─── Recorded data
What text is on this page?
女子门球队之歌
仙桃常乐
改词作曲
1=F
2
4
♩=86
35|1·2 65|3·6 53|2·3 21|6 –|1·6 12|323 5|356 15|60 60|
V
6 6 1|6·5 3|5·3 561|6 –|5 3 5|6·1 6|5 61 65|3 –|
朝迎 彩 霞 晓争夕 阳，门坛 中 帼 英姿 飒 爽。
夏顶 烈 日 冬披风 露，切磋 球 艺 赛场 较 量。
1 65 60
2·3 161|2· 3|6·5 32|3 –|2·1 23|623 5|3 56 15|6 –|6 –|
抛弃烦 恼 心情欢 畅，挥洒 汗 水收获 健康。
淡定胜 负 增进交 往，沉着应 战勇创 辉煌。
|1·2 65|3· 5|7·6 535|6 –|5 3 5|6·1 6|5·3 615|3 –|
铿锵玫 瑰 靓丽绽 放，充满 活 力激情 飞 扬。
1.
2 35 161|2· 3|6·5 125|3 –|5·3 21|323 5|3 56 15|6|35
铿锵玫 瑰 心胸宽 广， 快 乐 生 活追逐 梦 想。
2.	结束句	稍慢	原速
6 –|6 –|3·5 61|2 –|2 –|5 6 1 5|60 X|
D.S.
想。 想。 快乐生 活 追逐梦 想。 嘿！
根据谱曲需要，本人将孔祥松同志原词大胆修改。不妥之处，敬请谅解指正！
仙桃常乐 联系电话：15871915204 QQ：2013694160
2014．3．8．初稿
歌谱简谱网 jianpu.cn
──────
What you are asked to do >> Copy out each record from above, exactly.

Answer in full >>
What text is on this page?
女子门球队之歌
仙桃常乐
改词作曲
1=F
2
4
♩=86
35|1·2 65|3·6 53|2·3 21|6 –|1·6 12|323 5|356 15|60 60|
V
6 6 1|6·5 3|5·3 561|6 –|5 3 5|6·1 6|5 61 65|3 –|
朝迎 彩 霞 晓争夕 阳，门坛 中 帼 英姿 飒 爽。
夏顶 烈 日 冬披风 露，切磋 球 艺 赛场 较 量。
1 65 60
2·3 161|2· 3|6·5 32|3 –|2·1 23|623 5|3 56 15|6 –|6 –|
抛弃烦 恼 心情欢 畅，挥洒 汗 水收获 健康。
淡定胜 负 增进交 往，沉着应 战勇创 辉煌。
|1·2 65|3· 5|7·6 535|6 –|5 3 5|6·1 6|5·3 615|3 –|
铿锵玫 瑰 靓丽绽 放，充满 活 力激情 飞 扬。
1.
2 35 161|2· 3|6·5 125|3 –|5·3 21|323 5|3 56 15|6|35
铿锵玫 瑰 心胸宽 广， 快 乐 生 活追逐 梦 想。
2.	结束句	稍慢	原速
6 –|6 –|3·5 61|2 –|2 –|5 6 1 5|60 X|
D.S.
想。 想。 快乐生 活 追逐梦 想。 嘿！
根据谱曲需要，本人将孔祥松同志原词大胆修改。不妥之处，敬请谅解指正！
仙桃常乐 联系电话：15871915204 QQ：2013694160
2014．3．8．初稿
歌谱简谱网 jianpu.cn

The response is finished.